■ **Instruction**
Reproduce the items word for word, from the first line through the line that contains "1170, 886, 1196]".

■ **Dataset records**
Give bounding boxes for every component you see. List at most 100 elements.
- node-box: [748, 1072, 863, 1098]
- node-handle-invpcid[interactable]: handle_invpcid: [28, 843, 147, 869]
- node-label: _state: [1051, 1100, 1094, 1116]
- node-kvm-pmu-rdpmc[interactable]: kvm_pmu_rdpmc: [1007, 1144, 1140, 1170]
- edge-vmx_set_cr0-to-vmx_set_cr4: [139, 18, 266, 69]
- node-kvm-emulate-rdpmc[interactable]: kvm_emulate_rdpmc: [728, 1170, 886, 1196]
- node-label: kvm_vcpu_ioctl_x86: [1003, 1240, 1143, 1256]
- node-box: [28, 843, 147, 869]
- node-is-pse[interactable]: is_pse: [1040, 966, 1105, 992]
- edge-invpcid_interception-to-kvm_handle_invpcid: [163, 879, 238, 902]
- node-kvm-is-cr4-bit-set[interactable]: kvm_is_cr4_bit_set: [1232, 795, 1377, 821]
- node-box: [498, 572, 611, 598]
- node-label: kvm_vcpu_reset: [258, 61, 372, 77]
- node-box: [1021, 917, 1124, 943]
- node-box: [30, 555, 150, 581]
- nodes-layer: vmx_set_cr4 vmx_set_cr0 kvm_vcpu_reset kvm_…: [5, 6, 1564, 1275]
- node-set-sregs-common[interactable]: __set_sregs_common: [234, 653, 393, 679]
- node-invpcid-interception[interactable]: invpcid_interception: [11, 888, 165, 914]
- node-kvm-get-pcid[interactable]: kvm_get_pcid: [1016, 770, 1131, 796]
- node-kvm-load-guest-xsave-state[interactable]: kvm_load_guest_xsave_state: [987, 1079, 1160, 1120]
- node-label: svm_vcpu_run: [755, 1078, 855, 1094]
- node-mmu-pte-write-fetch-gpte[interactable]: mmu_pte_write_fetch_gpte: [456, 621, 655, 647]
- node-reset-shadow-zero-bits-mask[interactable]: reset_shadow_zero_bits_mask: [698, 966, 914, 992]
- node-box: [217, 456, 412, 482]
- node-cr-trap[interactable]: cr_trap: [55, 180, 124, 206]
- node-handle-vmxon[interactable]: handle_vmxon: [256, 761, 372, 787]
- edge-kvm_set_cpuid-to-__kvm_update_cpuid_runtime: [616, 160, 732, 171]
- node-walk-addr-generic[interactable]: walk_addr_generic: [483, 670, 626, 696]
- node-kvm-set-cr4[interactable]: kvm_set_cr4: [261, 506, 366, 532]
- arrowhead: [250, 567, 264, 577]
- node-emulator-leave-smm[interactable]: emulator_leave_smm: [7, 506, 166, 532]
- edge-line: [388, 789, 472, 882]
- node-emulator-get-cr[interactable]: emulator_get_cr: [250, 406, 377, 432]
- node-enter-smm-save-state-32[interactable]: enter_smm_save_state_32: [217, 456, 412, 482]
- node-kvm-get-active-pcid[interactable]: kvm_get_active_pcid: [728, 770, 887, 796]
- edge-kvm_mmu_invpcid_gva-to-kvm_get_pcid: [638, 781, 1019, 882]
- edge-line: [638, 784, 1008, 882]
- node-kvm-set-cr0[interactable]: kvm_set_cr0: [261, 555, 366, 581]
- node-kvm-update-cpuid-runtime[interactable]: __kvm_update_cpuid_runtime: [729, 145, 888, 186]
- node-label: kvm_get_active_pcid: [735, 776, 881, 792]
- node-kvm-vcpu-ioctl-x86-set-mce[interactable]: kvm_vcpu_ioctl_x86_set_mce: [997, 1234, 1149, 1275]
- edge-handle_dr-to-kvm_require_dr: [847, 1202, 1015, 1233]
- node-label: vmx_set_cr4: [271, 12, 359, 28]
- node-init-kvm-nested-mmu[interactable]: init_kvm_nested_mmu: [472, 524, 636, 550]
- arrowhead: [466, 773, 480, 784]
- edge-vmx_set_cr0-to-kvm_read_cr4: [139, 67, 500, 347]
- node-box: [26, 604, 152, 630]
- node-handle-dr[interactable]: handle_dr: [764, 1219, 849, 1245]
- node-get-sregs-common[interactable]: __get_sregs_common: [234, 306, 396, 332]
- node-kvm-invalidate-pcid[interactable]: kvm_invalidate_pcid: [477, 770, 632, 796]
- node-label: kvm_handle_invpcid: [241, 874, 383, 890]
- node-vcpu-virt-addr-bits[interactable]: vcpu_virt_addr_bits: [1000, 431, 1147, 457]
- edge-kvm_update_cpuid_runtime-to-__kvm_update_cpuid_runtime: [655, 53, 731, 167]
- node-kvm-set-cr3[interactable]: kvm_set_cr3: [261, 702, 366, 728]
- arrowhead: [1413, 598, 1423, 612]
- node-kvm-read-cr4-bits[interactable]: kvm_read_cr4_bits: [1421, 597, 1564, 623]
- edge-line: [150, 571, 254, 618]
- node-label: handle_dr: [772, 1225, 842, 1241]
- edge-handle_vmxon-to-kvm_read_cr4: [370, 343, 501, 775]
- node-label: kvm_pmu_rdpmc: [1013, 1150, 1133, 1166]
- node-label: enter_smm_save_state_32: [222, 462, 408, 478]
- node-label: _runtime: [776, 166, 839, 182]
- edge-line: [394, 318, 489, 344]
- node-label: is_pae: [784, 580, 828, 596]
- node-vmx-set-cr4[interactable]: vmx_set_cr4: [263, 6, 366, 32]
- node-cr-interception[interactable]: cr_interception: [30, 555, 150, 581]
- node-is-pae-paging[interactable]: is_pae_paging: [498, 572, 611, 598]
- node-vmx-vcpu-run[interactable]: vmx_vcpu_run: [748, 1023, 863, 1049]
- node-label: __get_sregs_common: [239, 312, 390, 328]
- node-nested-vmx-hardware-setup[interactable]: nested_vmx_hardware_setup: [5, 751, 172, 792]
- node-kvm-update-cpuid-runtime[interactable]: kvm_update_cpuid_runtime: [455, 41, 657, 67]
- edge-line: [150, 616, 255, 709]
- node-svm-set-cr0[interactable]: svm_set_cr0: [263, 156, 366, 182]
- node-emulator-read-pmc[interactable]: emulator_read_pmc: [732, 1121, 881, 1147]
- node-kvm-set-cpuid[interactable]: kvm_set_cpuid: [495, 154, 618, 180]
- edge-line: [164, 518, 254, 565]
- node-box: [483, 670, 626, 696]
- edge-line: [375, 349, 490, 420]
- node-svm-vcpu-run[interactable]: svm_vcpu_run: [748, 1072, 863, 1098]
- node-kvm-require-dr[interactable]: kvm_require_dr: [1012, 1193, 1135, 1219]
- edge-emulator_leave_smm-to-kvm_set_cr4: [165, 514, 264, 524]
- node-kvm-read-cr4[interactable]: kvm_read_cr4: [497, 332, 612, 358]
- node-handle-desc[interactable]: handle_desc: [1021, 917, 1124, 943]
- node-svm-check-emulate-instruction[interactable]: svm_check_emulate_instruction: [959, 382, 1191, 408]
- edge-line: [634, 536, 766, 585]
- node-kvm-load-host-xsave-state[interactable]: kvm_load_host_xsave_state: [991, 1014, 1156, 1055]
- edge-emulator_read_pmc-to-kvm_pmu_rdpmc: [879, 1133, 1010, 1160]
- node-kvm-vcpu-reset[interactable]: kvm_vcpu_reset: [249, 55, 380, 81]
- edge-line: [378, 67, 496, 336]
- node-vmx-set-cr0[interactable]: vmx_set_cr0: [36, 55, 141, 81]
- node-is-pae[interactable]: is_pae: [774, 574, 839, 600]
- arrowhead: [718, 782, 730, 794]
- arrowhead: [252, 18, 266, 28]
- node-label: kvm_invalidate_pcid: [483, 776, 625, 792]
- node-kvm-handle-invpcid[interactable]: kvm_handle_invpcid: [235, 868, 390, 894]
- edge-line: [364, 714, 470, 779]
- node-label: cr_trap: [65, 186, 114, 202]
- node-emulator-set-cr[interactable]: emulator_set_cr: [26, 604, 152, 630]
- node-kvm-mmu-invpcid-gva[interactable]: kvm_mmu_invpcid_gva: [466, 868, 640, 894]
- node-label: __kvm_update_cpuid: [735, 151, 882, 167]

■ **Complete output**
Give bounding boxes for every component you see. List at most 100 elements.
- node-box: [748, 1072, 863, 1098]
- node-handle-invpcid[interactable]: handle_invpcid: [28, 843, 147, 869]
- node-label: _state: [1051, 1100, 1094, 1116]
- node-kvm-pmu-rdpmc[interactable]: kvm_pmu_rdpmc: [1007, 1144, 1140, 1170]
- edge-vmx_set_cr0-to-vmx_set_cr4: [139, 18, 266, 69]
- node-kvm-emulate-rdpmc[interactable]: kvm_emulate_rdpmc: [728, 1170, 886, 1196]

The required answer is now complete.